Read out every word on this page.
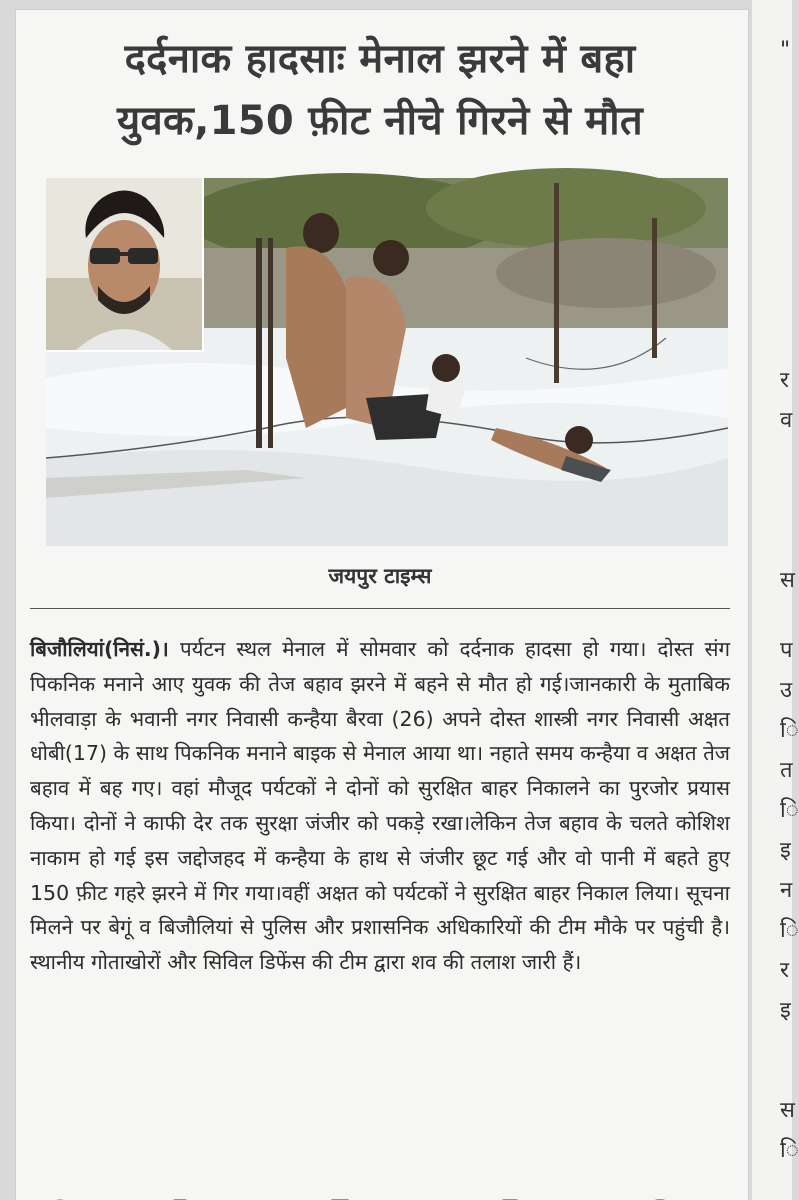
"
र
व
स
प
उ
ि
त
ि
इ
न
ि
र
इ
स
ि
दर्दनाक हादसाः मेनाल झरने में बहा
युवक,150 फ़ीट नीचे गिरने से मौत
जयपुर टाइम्स
बिजौलियां(निसं.)। पर्यटन स्थल मेनाल में सोमवार को दर्दनाक हादसा हो गया। दोस्त संग पिकनिक मनाने आए युवक की तेज बहाव झरने में बहने से मौत हो गई।जानकारी के मुताबिक भीलवाड़ा के भवानी नगर निवासी कन्हैया बैरवा (26) अपने दोस्त शास्त्री नगर निवासी अक्षत धोबी(17) के साथ पिकनिक मनाने बाइक से मेनाल आया था। नहाते समय कन्हैया व अक्षत तेज बहाव में बह गए। वहां मौजूद पर्यटकों ने दोनों को सुरक्षित बाहर निकालने का पुरजोर प्रयास किया। दोनों ने काफी देर तक सुरक्षा जंजीर को पकड़े रखा।लेकिन तेज बहाव के चलते कोशिश नाकाम हो गई इस जद्दोजहद में कन्हैया के हाथ से जंजीर छूट गई और वो पानी में बहते हुए 150 फ़ीट गहरे झरने में गिर गया।वहीं अक्षत को पर्यटकों ने सुरक्षित बाहर निकाल लिया। सूचना मिलने पर बेगूं व बिजौलियां से पुलिस और प्रशासनिक अधिकारियों की टीम मौके पर पहुंची है। स्थानीय गोताखोरों और सिविल डिफेंस की टीम द्वारा शव की तलाश जारी हैं।
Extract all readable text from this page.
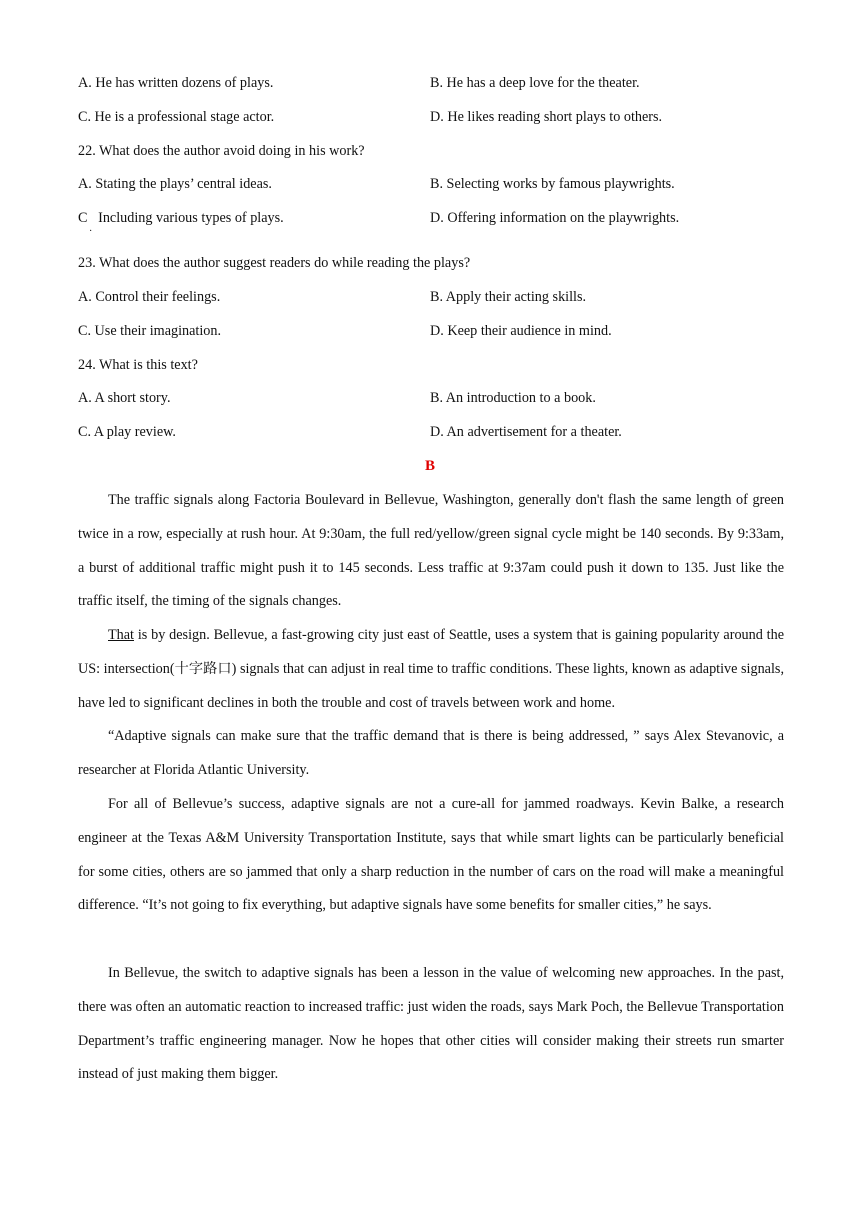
A. He has written dozens of plays.	B. He has a deep love for the theater.
C. He is a professional stage actor.	D. He likes reading short plays to others.
22. What does the author avoid doing in his work?
A. Stating the plays’ central ideas.	B. Selecting works by famous playwrights.
C   Including various types of plays.	D. Offering information on the playwrights.
·
23. What does the author suggest readers do while reading the plays?
A. Control their feelings.	B. Apply their acting skills.
C. Use their imagination.	D. Keep their audience in mind.
24. What is this text?
A. A short story.	B. An introduction to a book.
C. A play review.	D. An advertisement for a theater.
B
The traffic signals along Factoria Boulevard in Bellevue, Washington, generally don't flash the same length of green twice in a row, especially at rush hour. At 9:30am, the full red/yellow/green signal cycle might be 140 seconds. By 9:33am, a burst of additional traffic might push it to 145 seconds. Less traffic at 9:37am could push it down to 135. Just like the traffic itself, the timing of the signals changes.
That is by design. Bellevue, a fast-growing city just east of Seattle, uses a system that is gaining popularity around the US: intersection(十字路口) signals that can adjust in real time to traffic conditions. These lights, known as adaptive signals, have led to significant declines in both the trouble and cost of travels between work and home.
“Adaptive signals can make sure that the traffic demand that is there is being addressed, ” says Alex Stevanovic, a researcher at Florida Atlantic University.
For all of Bellevue’s success, adaptive signals are not a cure-all for jammed roadways. Kevin Balke, a research engineer at the Texas A&M University Transportation Institute, says that while smart lights can be particularly beneficial for some cities, others are so jammed that only a sharp reduction in the number of cars on the road will make a meaningful difference. “It’s not going to fix everything, but adaptive signals have some benefits for smaller cities,” he says.
In Bellevue, the switch to adaptive signals has been a lesson in the value of welcoming new approaches. In the past, there was often an automatic reaction to increased traffic: just widen the roads, says Mark Poch, the Bellevue Transportation Department’s traffic engineering manager. Now he hopes that other cities will consider making their streets run smarter instead of just making them bigger.
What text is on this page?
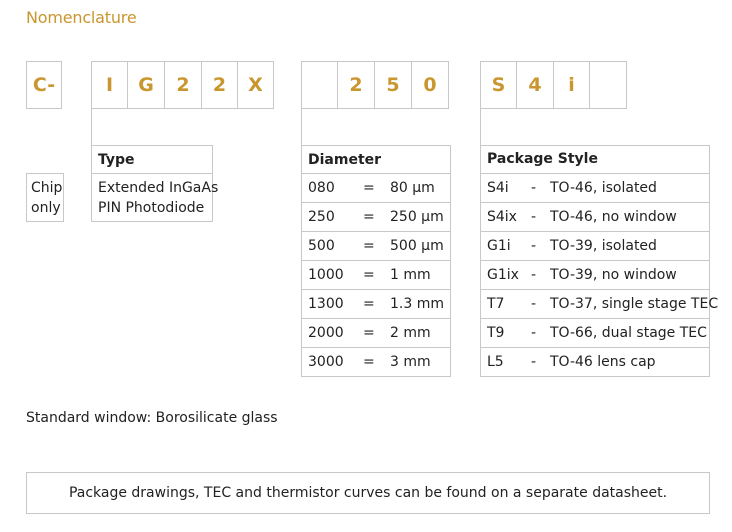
Nomenclature
C-	I	G	2	2	X	2	5	0	S	4	i
Chip
only
Type
Extended InGaAs
PIN Photodiode
Diameter
080 = 80 µm
250 = 250 µm
500 = 500 µm
1000 = 1 mm
1300 = 1.3 mm
2000 = 2 mm
3000 = 3 mm
Package Style
S4i - TO-46, isolated
S4ix - TO-46, no window
G1i - TO-39, isolated
G1ix - TO-39, no window
T7 - TO-37, single stage TEC
T9 - TO-66, dual stage TEC
L5 - TO-46 lens cap
Standard window: Borosilicate glass
Package drawings, TEC and thermistor curves can be found on a separate datasheet.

**********

- **Written exercise**: Repeat all the data as it stands, dropping any images it holds.

- **Written response**:
Read out every word on this page.
"
र
व
स
प
उ
ि
त
ि
इ
न
ि
र
इ
स
ि
दर्दनाक हादसाः मेनाल झरने में बहा
युवक,150 फ़ीट नीचे गिरने से मौत
जयपुर टाइम्स
बिजौलियां(निसं.)। पर्यटन स्थल मेनाल में सोमवार को दर्दनाक हादसा हो गया। दोस्त संग पिकनिक मनाने आए युवक की तेज बहाव झरने में बहने से मौत हो गई।जानकारी के मुताबिक भीलवाड़ा के भवानी नगर निवासी कन्हैया बैरवा (26) अपने दोस्त शास्त्री नगर निवासी अक्षत धोबी(17) के साथ पिकनिक मनाने बाइक से मेनाल आया था। नहाते समय कन्हैया व अक्षत तेज बहाव में बह गए। वहां मौजूद पर्यटकों ने दोनों को सुरक्षित बाहर निकालने का पुरजोर प्रयास किया। दोनों ने काफी देर तक सुरक्षा जंजीर को पकड़े रखा।लेकिन तेज बहाव के चलते कोशिश नाकाम हो गई इस जद्दोजहद में कन्हैया के हाथ से जंजीर छूट गई और वो पानी में बहते हुए 150 फ़ीट गहरे झरने में गिर गया।वहीं अक्षत को पर्यटकों ने सुरक्षित बाहर निकाल लिया। सूचना मिलने पर बेगूं व बिजौलियां से पुलिस और प्रशासनिक अधिकारियों की टीम मौके पर पहुंची है। स्थानीय गोताखोरों और सिविल डिफेंस की टीम द्वारा शव की तलाश जारी हैं।
Extract all readable text from this page.
A. He has written dozens of plays.	B. He has a deep love for the theater.
C. He is a professional stage actor.	D. He likes reading short plays to others.
22. What does the author avoid doing in his work?
A. Stating the plays’ central ideas.	B. Selecting works by famous playwrights.
C   Including various types of plays.	D. Offering information on the playwrights.
·
23. What does the author suggest readers do while reading the plays?
A. Control their feelings.	B. Apply their acting skills.
C. Use their imagination.	D. Keep their audience in mind.
24. What is this text?
A. A short story.	B. An introduction to a book.
C. A play review.	D. An advertisement for a theater.
B
The traffic signals along Factoria Boulevard in Bellevue, Washington, generally don't flash the same length of green twice in a row, especially at rush hour. At 9:30am, the full red/yellow/green signal cycle might be 140 seconds. By 9:33am, a burst of additional traffic might push it to 145 seconds. Less traffic at 9:37am could push it down to 135. Just like the traffic itself, the timing of the signals changes.
That is by design. Bellevue, a fast-growing city just east of Seattle, uses a system that is gaining popularity around the US: intersection(十字路口) signals that can adjust in real time to traffic conditions. These lights, known as adaptive signals, have led to significant declines in both the trouble and cost of travels between work and home.
“Adaptive signals can make sure that the traffic demand that is there is being addressed, ” says Alex Stevanovic, a researcher at Florida Atlantic University.
For all of Bellevue’s success, adaptive signals are not a cure-all for jammed roadways. Kevin Balke, a research engineer at the Texas A&M University Transportation Institute, says that while smart lights can be particularly beneficial for some cities, others are so jammed that only a sharp reduction in the number of cars on the road will make a meaningful difference. “It’s not going to fix everything, but adaptive signals have some benefits for smaller cities,” he says.
In Bellevue, the switch to adaptive signals has been a lesson in the value of welcoming new approaches. In the past, there was often an automatic reaction to increased traffic: just widen the roads, says Mark Poch, the Bellevue Transportation Department’s traffic engineering manager. Now he hopes that other cities will consider making their streets run smarter instead of just making them bigger.
What text is on this page?
Nomenclature
C-	I	G	2	2	X	2	5	0	S	4	i
Chip
only
Type
Extended InGaAs
PIN Photodiode
Diameter
080 = 80 µm
250 = 250 µm
500 = 500 µm
1000 = 1 mm
1300 = 1.3 mm
2000 = 2 mm
3000 = 3 mm
Package Style
S4i - TO-46, isolated
S4ix - TO-46, no window
G1i - TO-39, isolated
G1ix - TO-39, no window
T7 - TO-37, single stage TEC
T9 - TO-66, dual stage TEC
L5 - TO-46 lens cap
Standard window: Borosilicate glass
Package drawings, TEC and thermistor curves can be found on a separate datasheet.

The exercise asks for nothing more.